START

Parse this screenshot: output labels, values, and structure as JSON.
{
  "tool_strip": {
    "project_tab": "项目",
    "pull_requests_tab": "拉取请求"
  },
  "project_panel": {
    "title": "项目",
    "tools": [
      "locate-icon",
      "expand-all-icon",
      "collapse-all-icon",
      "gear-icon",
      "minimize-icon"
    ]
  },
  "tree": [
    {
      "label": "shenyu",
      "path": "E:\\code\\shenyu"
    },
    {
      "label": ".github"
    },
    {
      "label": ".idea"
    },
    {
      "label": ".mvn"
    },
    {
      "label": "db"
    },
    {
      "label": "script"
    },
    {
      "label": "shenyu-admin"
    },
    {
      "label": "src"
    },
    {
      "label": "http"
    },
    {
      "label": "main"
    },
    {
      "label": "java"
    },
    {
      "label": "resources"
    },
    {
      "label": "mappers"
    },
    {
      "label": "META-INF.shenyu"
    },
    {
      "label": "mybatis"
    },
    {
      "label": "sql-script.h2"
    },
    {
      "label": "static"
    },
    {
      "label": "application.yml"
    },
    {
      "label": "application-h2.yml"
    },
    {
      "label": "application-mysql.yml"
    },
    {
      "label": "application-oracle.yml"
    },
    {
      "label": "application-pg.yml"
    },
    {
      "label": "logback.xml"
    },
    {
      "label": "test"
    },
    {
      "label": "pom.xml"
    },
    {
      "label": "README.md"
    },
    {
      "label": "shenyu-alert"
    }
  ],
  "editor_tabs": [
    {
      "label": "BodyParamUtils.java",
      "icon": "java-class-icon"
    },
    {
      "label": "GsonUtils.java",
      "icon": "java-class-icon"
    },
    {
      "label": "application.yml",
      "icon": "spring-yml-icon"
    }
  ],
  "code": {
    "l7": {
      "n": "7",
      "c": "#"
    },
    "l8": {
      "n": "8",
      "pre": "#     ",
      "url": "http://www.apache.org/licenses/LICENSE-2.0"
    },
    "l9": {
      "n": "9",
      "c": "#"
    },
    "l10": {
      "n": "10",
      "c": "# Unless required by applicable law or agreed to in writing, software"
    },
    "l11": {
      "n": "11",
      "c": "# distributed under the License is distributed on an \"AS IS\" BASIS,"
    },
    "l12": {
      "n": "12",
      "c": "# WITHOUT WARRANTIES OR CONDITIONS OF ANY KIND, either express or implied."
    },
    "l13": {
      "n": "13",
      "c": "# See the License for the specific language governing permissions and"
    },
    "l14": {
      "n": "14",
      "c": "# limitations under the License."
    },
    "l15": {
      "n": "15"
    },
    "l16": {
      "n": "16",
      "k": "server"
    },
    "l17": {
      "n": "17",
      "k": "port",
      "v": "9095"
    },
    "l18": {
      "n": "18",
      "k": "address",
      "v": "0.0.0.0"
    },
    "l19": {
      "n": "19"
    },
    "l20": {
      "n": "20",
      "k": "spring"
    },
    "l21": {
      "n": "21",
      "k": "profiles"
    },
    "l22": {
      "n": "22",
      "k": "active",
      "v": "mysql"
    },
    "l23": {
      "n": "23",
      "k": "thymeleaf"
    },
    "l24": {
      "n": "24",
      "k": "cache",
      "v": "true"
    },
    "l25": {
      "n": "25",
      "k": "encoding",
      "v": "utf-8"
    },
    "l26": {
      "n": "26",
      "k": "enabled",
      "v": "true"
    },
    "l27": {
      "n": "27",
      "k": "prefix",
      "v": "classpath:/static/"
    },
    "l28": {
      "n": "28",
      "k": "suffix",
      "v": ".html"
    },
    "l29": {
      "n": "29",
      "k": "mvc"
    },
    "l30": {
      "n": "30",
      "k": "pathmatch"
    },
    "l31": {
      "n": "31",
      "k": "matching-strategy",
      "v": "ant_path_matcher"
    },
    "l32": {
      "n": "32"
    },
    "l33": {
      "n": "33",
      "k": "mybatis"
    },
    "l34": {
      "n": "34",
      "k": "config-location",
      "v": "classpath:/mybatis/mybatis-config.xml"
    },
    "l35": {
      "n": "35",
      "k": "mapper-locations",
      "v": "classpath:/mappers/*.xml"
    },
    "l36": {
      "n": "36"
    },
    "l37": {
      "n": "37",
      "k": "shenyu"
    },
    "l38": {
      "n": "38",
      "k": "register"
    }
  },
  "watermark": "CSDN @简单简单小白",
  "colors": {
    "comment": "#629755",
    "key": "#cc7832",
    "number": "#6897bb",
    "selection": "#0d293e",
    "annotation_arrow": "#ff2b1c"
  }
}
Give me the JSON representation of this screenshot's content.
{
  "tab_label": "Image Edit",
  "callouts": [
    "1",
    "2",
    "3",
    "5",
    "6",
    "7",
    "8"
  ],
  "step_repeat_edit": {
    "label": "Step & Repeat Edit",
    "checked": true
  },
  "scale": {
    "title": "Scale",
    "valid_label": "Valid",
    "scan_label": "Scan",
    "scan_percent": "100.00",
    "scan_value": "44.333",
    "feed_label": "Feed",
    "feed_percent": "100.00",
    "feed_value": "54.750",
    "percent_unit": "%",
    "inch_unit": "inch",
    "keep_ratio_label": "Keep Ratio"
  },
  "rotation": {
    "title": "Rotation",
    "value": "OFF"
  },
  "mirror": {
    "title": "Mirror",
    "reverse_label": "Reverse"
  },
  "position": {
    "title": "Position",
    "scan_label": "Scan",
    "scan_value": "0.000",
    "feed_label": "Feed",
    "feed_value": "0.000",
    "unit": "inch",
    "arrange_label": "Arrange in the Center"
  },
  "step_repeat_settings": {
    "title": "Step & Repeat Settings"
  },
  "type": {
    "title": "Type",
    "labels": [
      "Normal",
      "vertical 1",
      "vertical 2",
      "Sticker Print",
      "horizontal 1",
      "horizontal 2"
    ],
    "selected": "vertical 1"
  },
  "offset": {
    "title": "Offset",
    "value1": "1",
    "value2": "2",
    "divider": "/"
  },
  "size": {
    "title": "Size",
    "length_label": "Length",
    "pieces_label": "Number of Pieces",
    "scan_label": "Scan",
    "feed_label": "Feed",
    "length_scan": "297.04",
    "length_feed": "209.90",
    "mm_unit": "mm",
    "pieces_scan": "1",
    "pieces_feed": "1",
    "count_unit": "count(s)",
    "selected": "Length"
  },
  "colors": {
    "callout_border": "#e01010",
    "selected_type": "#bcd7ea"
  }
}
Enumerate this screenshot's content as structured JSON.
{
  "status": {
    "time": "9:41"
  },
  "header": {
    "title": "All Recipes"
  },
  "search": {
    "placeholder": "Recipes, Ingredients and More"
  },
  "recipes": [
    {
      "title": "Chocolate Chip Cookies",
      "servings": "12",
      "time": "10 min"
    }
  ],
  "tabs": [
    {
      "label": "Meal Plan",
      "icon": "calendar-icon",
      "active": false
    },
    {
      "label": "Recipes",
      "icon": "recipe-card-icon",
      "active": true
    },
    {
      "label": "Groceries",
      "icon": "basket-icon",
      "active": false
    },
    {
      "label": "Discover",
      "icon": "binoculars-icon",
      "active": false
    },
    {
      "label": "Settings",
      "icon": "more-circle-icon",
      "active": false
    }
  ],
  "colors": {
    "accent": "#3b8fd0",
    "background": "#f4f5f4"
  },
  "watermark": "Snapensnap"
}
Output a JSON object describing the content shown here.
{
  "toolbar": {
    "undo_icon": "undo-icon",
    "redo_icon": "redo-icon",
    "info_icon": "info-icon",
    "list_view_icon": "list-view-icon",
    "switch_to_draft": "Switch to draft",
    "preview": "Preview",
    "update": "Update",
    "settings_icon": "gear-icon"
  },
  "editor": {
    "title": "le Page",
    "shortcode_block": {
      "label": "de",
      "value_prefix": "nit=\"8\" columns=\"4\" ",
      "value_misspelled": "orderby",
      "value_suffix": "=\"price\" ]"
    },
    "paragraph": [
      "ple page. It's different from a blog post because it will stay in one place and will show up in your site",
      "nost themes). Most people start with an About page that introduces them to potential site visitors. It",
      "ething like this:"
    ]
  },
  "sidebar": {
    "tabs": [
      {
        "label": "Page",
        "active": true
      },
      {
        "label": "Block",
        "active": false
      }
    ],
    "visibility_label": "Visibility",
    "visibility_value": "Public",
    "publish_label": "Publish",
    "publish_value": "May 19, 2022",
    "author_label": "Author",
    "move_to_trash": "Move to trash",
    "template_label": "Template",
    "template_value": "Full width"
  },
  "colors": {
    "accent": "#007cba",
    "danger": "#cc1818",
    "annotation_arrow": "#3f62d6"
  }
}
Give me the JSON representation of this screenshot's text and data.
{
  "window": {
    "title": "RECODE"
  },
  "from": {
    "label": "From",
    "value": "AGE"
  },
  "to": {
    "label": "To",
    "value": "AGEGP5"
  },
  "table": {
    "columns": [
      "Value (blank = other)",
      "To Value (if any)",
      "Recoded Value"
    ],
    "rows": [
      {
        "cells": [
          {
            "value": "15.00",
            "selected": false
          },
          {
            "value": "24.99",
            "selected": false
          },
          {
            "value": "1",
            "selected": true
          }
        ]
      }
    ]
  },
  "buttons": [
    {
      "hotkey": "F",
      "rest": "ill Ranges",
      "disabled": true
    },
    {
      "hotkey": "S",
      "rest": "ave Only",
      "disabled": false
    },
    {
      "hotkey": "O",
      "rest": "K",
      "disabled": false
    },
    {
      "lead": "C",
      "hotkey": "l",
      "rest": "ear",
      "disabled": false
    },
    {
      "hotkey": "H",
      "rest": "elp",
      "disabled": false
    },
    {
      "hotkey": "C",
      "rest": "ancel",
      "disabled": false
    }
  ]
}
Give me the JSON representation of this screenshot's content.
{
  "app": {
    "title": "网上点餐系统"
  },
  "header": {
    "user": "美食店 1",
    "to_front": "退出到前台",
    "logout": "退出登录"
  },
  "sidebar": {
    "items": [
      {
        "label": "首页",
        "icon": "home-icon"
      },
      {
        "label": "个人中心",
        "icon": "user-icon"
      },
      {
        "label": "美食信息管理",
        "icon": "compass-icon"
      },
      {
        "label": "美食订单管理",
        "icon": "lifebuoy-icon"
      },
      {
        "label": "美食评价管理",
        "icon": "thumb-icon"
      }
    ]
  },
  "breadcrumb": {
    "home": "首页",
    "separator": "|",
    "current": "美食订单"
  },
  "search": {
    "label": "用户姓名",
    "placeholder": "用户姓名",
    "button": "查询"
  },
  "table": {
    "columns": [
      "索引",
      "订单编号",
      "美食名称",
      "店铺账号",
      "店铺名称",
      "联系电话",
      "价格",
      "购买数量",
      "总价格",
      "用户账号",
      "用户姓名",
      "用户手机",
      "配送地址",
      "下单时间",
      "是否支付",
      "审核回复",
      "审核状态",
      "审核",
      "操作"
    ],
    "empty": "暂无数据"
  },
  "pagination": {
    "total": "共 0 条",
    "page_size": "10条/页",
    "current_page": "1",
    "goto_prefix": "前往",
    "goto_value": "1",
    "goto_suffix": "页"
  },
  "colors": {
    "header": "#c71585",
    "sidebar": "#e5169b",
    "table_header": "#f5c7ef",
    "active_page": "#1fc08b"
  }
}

END

| YOUR INSTRUCTIONS |
Return each line of the data that contains the string "shenyu".

| RESPONSE |
      "label": "shenyu",
      "path": "E:\\code\\shenyu"
      "label": "shenyu-admin"
      "label": "META-INF.shenyu"
      "label": "shenyu-alert"
      "k": "shenyu"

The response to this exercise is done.